◆ Article:
※ ※ ※

Pasqua Wines interview with CEO Riccardo Pasqua by Nick Breeze

This interview with Pasqua Wines CEO, Riccardo Pasqua, was recorded in Verona during VinItaly Special Edition, last October in 2021.

During the wine show, Pasqua collaborated with an art collective to put on a large-scale installation, demonstrating that wine can express itself as a collaborator in the arts as easily as it can in a tasting note. 

 

Socially engaged

The company has been developing a longstanding engagement with creative projects that include podcasting, craftworks, and much more. 

Regarding winemaking at Pasqua, Riccardo talks about the work going on behind the scenes that is aligning the company with the global push for sustainability.

This includes joining the highly respected Equalitas Certification programme in Italy and also making moves towards organic conversion with wines already certified.

VinItaly 2022

I caught up with Pasqua again at VinExpo Paris last month, where Riccardo hinted that at VinItaly in April visitors will see a collaborative art sequel that is going to be big. No details have been revealed, even to the Pasqua team. 

This interview discusses the company's collaboration with the arts and also the inevitable journey towards sustainability that is the hot topic of the wine industry.

※ ※ ※

◆ Data excerpts:
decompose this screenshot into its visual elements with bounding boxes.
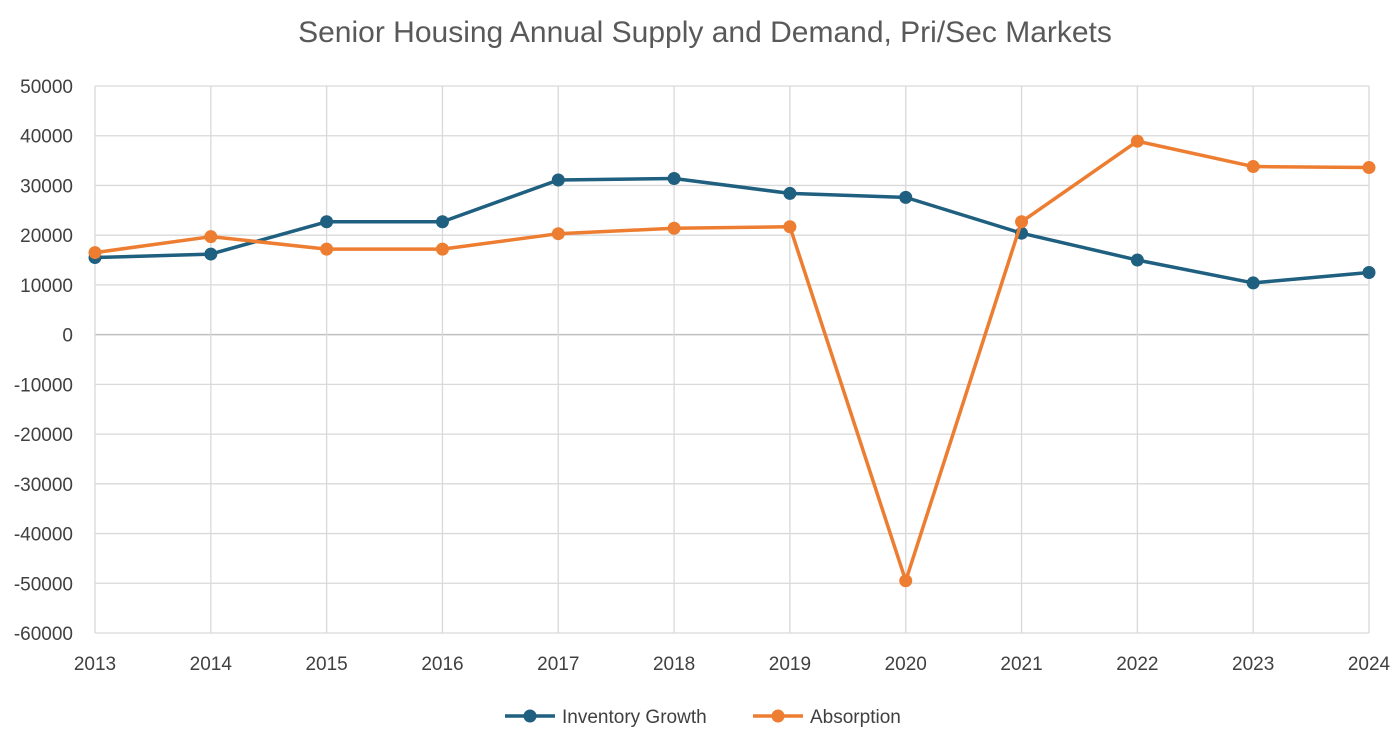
series-layer — [88, 134, 1376, 588]
data-point — [1362, 265, 1376, 279]
data-point — [1015, 215, 1029, 229]
data-point — [1246, 160, 1260, 174]
data-point — [667, 221, 681, 235]
data-point — [1130, 134, 1144, 148]
data-point — [899, 574, 913, 588]
data-point — [320, 242, 334, 256]
y-tick-label: 20000 — [20, 226, 73, 247]
x-tick-label: 2015 — [305, 654, 347, 675]
gridlines — [94, 85, 1370, 634]
data-point — [1130, 253, 1144, 267]
y-tick-label: -60000 — [14, 624, 73, 645]
x-tick-label: 2018 — [653, 654, 695, 675]
x-tick-label: 2024 — [1348, 654, 1391, 675]
x-tick-label: 2021 — [1000, 654, 1042, 675]
x-tick-label: 2013 — [74, 654, 116, 675]
y-tick-label: 10000 — [20, 276, 73, 297]
legend-marker — [771, 709, 785, 723]
x-tick-label: 2020 — [885, 654, 927, 675]
data-point — [1362, 161, 1376, 175]
y-tick-label: 30000 — [20, 176, 73, 197]
legend-marker — [523, 709, 537, 723]
legend-label: Absorption — [810, 707, 901, 728]
x-tick-label: 2017 — [537, 654, 579, 675]
y-tick-label: -30000 — [14, 475, 73, 496]
x-tick-label: 2023 — [1232, 654, 1274, 675]
y-tick-label: -50000 — [14, 574, 73, 595]
series-line — [93, 139, 1371, 583]
x-tick-label: 2014 — [190, 654, 233, 675]
legend-item: Inventory Growth — [505, 707, 707, 728]
data-point — [551, 227, 565, 241]
y-axis-tick-labels: 50000 40000 30000 20000 10000 0 -10000 -20000 -3… — [14, 77, 73, 645]
data-point — [1246, 276, 1260, 290]
data-point — [667, 171, 681, 185]
legend-item: Absorption — [753, 707, 901, 728]
data-point — [204, 230, 218, 244]
y-tick-label: -20000 — [14, 425, 73, 446]
x-tick-label: 2019 — [769, 654, 811, 675]
x-tick-label: 2016 — [421, 654, 463, 675]
y-tick-label: 0 — [62, 326, 73, 347]
x-tick-label: 2022 — [1116, 654, 1158, 675]
y-tick-label: 40000 — [20, 127, 73, 148]
data-point — [783, 186, 797, 200]
data-point — [204, 247, 218, 261]
data-point — [435, 242, 449, 256]
legend-label: Inventory Growth — [562, 707, 707, 728]
x-axis-tick-labels: 2013 2014 2015 2016 2017 2018 2019 2020 2021 2022… — [74, 654, 1391, 675]
legend: Inventory Growth Absorption — [505, 707, 901, 728]
data-point — [551, 173, 565, 187]
chart-title: Senior Housing Annual Supply and Demand,… — [298, 16, 1112, 49]
series-line — [93, 176, 1371, 285]
y-tick-label: -10000 — [14, 375, 73, 396]
y-tick-label: -40000 — [14, 525, 73, 546]
data-point — [320, 215, 334, 229]
data-point — [899, 190, 913, 204]
y-tick-label: 50000 — [20, 77, 73, 98]
series-group — [88, 171, 1376, 290]
series-group — [88, 134, 1376, 588]
data-point — [435, 215, 449, 229]
data-point — [88, 246, 102, 260]
data-point — [783, 220, 797, 234]
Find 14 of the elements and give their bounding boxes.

※ ※ ※

◆ Challenge 1: Render this sentence from the Pasqua Wines article in Spanish: "The company has been developing a longstanding engagement with creative projects that include podcasting, craftworks, and much more."
◆ Challenge 2: According to the Pasqua Wines article, where and when was the interview with Riccardo Pasqua recorded?
◆ Challenge 3: Carry on writing the Pasqua Wines article from the point where it ends.
The entries are separate material, unrelated to the Pasqua Wines article.

◆ Result 1: La empresa ha venido desarrollando un compromiso duradero con proyectos creativos que incluyen pódcasts, trabajos artesanales y mucho más.

◆ Result 2: In Verona, during VinItaly Special Edition in October 2021.

◆ Result 3:
Nick Breeze: What climate impacts have you noticed in the vineyard and what have you been doing to counter those, or have they had any impact on style, or anything like that?

Riccardo Pasqua: The impact over the last few years is quite noticeable. As a matter of fact, summers are warmer, and phenomena that used to be extraordinary are now becoming really ordinary. Every year we have hailstorms, water bombs, so the change is happening.

You know, Nick, in our area, we are very good at drying the grapes. Amarone is our ambassador wine and it is mainly, partially dried grapes. In the 90’s and in the 2000’s, we, as a system, used that technique also for other wines such as ripasso, Valpolicella. 

But now, it is not a secret that we don’t need it as we needed it before. Before we needed a little drying process to get to the right ripeness. Today with climate change, this drying process is definitely much less needed.

It is also true on the other side of the coin, very important markets for us, like Scandinavia or north America are getting more and more educated and are looking for more leaner and more agile wines.

So these two things together collide but it is indeed a fact that climate change has changed the style of our wines.

What is Pasqua doing?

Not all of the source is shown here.